### Task statement:
Provide only the number of lines in the data below that contain the string "Gauge".
BEGIN Data for this task
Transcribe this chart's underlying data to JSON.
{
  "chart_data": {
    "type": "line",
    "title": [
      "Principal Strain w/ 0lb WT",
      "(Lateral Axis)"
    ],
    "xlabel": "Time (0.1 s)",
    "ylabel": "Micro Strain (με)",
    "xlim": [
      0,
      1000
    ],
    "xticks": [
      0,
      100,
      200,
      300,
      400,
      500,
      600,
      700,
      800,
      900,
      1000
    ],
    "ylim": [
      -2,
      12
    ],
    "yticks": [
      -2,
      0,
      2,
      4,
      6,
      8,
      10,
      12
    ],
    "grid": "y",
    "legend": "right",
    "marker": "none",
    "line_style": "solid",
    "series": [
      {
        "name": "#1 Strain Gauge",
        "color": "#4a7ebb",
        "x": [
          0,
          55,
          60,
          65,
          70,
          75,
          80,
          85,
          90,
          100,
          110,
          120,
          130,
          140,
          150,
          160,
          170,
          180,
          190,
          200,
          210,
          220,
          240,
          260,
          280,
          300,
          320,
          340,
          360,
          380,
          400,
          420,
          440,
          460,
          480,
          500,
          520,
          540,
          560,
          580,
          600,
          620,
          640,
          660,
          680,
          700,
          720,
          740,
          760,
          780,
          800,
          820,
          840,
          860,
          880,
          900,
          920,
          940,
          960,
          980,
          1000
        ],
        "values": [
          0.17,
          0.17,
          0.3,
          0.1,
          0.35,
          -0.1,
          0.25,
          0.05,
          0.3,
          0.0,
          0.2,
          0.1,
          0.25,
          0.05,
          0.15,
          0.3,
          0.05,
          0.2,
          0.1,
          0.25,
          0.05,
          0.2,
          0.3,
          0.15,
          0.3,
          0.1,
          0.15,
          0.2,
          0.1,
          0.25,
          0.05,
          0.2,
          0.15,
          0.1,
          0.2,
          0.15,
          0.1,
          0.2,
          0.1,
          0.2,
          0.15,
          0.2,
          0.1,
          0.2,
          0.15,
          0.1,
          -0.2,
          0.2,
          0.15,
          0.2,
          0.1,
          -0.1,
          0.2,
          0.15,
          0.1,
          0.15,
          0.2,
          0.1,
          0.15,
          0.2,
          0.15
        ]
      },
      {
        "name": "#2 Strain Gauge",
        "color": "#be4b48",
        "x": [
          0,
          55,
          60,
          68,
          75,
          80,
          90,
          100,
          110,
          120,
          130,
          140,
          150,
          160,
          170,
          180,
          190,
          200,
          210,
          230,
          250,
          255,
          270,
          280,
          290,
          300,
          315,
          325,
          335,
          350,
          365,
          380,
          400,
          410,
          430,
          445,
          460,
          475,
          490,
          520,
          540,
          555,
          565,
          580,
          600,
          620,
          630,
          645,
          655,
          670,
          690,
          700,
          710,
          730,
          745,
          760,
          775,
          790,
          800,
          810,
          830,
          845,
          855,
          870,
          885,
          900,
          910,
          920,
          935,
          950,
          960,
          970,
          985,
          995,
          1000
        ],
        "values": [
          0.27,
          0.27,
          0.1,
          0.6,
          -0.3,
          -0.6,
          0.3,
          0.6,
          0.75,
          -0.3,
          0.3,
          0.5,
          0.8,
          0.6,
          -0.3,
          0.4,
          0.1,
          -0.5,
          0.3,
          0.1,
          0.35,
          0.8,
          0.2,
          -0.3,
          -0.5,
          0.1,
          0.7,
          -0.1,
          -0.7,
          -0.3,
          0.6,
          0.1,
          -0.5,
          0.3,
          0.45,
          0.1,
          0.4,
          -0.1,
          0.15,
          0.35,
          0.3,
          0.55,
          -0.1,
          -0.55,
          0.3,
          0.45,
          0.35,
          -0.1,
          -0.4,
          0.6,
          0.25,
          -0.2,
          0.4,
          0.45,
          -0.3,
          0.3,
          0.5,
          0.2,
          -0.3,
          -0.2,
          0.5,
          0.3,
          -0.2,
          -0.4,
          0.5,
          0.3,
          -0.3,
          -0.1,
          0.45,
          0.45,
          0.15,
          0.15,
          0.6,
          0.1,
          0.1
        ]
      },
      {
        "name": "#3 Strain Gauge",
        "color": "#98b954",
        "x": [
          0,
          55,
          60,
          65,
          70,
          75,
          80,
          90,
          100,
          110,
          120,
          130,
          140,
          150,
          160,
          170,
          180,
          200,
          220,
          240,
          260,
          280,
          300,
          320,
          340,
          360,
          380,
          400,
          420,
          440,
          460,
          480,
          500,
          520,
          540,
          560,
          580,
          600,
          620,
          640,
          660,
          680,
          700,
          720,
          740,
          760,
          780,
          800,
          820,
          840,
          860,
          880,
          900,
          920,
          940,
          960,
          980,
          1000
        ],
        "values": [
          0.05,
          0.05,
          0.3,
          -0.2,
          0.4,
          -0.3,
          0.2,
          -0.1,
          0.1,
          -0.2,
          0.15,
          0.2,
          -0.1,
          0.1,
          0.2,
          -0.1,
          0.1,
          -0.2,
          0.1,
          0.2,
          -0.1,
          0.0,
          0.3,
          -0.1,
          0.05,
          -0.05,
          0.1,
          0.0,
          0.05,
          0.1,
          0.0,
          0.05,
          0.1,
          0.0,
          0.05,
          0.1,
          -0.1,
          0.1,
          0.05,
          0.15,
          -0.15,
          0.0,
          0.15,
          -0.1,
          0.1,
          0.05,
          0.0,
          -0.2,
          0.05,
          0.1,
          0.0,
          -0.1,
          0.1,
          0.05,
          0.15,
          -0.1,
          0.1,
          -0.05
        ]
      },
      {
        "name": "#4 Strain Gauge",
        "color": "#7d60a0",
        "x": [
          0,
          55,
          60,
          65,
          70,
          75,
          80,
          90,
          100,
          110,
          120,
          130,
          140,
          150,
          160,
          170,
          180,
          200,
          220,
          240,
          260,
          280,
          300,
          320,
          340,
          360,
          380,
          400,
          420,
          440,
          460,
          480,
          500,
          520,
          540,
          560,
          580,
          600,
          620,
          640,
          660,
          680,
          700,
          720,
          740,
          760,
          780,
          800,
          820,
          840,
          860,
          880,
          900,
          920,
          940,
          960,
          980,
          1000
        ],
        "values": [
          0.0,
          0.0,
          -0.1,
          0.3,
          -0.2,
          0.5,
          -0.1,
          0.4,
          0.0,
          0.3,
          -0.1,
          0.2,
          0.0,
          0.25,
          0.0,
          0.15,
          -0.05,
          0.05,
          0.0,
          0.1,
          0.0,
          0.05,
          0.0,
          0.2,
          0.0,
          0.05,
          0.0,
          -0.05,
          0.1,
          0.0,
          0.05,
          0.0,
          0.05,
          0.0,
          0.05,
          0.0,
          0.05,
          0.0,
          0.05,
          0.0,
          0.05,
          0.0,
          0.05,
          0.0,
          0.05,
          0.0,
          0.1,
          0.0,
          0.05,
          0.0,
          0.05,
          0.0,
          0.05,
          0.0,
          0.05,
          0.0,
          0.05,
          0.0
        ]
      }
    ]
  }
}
END Data for this task
### Finished exercise:
4